→ Quoted text
========

Australian Corporation Law

Australian Corporation Law

                The Corporations Act 2001[1] defines as “defective” all sorts of documents or statements, or any part thereof, that is “misleading or deceptive.”  There is also a defect in a transaction if there is an omission of a material information from the prospectus.  In this case, AUS and NAN issued a defective prospectus that was designed to deliberately trick people and investors into believing that the move of FIN to buy 70 percent of SM was a wise move that was expected to bring in benefits and profits for the joint venture.

            There also are relevant personal circumstances involved, which make the advices given by Peter and by Brown far from being objective.[2]  As heads of financial companies, they are in no way capable of giving fair and objective opinions about FIN, a company that they formed.  A prospectus on FIN, to be more reliable, would have to include the professional opinion of an entity that is totally independent of it – AUS and NAN cannot be considered as such.

========

→ Task instructions
Reproduce the passage on Australian corporation law verbatim from "There also are" to "considered as such.". The material that follows this passage is separate from it.

→ Material

========

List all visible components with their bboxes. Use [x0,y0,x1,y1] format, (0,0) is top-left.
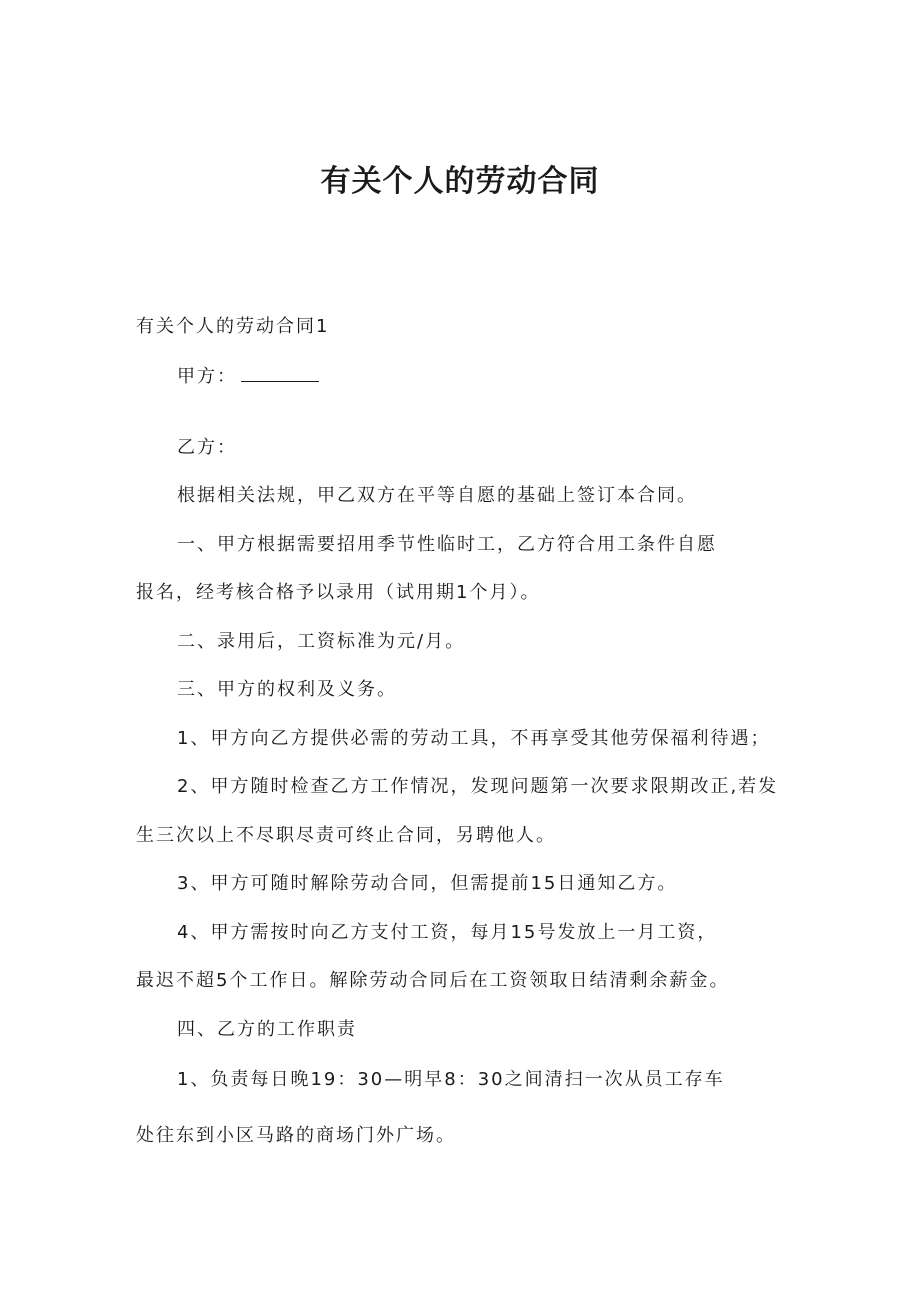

========

→ Response to the task
There also are relevant personal circumstances involved, which make the advices given by Peter and by Brown far from being objective.[2]  As heads of financial companies, they are in no way capable of giving fair and objective opinions about FIN, a company that they formed.  A prospectus on FIN, to be more reliable, would have to include the professional opinion of an entity that is totally independent of it – AUS and NAN cannot be considered as such.